■ What you will do ■
Pictures in the data below are not part of the copy; transcribe everything else exactly.
Begin Given information
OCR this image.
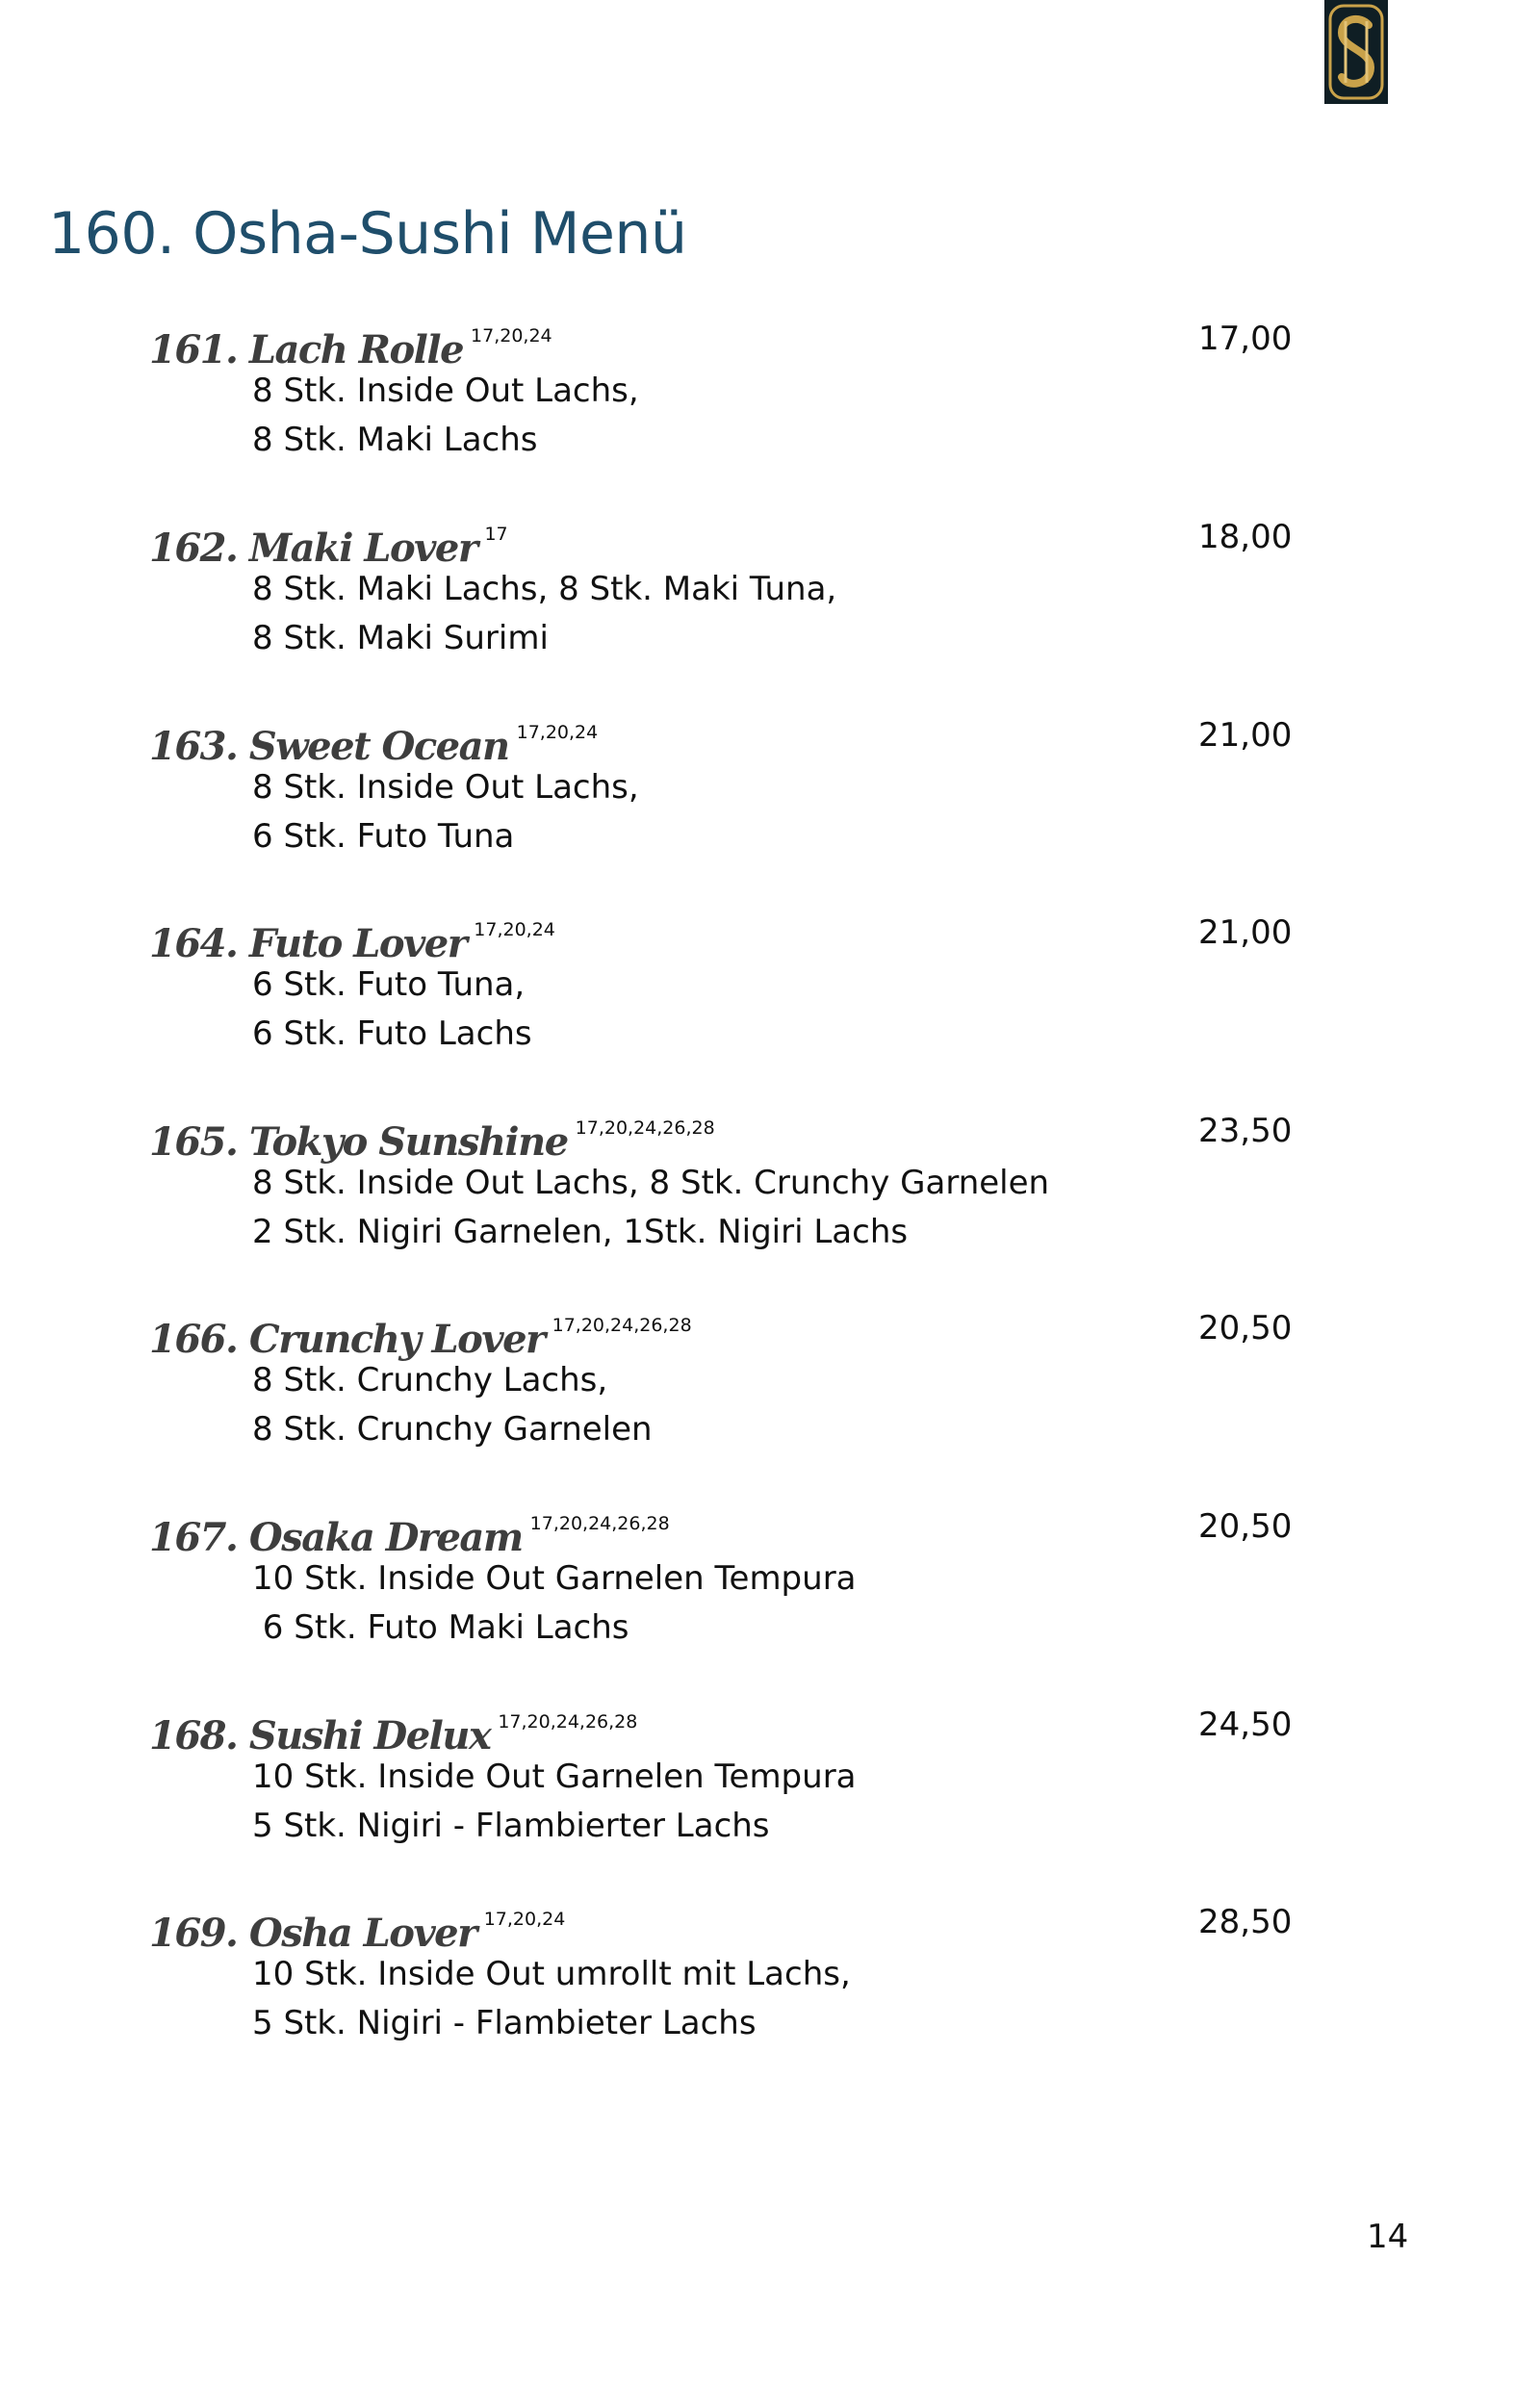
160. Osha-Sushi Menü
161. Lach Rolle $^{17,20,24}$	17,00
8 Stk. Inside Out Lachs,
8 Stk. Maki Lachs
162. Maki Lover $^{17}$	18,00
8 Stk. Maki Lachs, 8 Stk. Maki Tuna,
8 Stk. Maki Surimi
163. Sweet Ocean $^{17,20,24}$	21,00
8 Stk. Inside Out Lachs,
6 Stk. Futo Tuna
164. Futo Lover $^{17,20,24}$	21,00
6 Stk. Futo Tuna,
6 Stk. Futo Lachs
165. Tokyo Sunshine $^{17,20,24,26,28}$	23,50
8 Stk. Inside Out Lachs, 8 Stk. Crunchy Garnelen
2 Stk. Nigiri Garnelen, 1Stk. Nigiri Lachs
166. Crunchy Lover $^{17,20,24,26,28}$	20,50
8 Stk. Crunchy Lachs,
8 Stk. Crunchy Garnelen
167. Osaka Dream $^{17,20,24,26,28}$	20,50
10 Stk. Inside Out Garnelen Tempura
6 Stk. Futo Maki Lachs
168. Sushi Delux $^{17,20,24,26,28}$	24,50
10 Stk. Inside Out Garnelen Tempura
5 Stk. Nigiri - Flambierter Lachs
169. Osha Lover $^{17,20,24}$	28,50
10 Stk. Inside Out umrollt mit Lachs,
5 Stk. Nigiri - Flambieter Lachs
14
End Given information
■ Answer for the task ■
OCR this image.
160. Osha-Sushi Menü
161. Lach Rolle $^{17,20,24}$	17,00
8 Stk. Inside Out Lachs,
8 Stk. Maki Lachs
162. Maki Lover $^{17}$	18,00
8 Stk. Maki Lachs, 8 Stk. Maki Tuna,
8 Stk. Maki Surimi
163. Sweet Ocean $^{17,20,24}$	21,00
8 Stk. Inside Out Lachs,
6 Stk. Futo Tuna
164. Futo Lover $^{17,20,24}$	21,00
6 Stk. Futo Tuna,
6 Stk. Futo Lachs
165. Tokyo Sunshine $^{17,20,24,26,28}$	23,50
8 Stk. Inside Out Lachs, 8 Stk. Crunchy Garnelen
2 Stk. Nigiri Garnelen, 1Stk. Nigiri Lachs
166. Crunchy Lover $^{17,20,24,26,28}$	20,50
8 Stk. Crunchy Lachs,
8 Stk. Crunchy Garnelen
167. Osaka Dream $^{17,20,24,26,28}$	20,50
10 Stk. Inside Out Garnelen Tempura
6 Stk. Futo Maki Lachs
168. Sushi Delux $^{17,20,24,26,28}$	24,50
10 Stk. Inside Out Garnelen Tempura
5 Stk. Nigiri - Flambierter Lachs
169. Osha Lover $^{17,20,24}$	28,50
10 Stk. Inside Out umrollt mit Lachs,
5 Stk. Nigiri - Flambieter Lachs
14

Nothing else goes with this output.